# START OF Input material

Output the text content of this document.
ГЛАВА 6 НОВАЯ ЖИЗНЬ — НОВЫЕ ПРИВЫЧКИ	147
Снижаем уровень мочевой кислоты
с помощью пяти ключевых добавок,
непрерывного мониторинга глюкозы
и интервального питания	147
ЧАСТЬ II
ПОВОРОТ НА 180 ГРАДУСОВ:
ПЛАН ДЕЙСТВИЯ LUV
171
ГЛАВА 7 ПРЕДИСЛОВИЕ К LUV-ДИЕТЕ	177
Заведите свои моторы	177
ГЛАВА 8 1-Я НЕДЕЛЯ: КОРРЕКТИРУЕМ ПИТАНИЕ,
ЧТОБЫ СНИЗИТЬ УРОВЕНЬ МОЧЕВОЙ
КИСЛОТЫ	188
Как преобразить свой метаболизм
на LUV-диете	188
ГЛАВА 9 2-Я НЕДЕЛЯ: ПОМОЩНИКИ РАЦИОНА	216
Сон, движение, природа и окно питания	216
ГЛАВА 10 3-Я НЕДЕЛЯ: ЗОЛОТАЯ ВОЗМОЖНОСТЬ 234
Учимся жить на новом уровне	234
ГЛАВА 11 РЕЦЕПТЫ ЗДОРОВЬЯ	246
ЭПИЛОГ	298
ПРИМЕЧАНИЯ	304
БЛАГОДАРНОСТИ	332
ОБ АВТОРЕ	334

# END OF Input material

A number is the only answer here: how many lines of the material above contain "питания"?

Correct response
2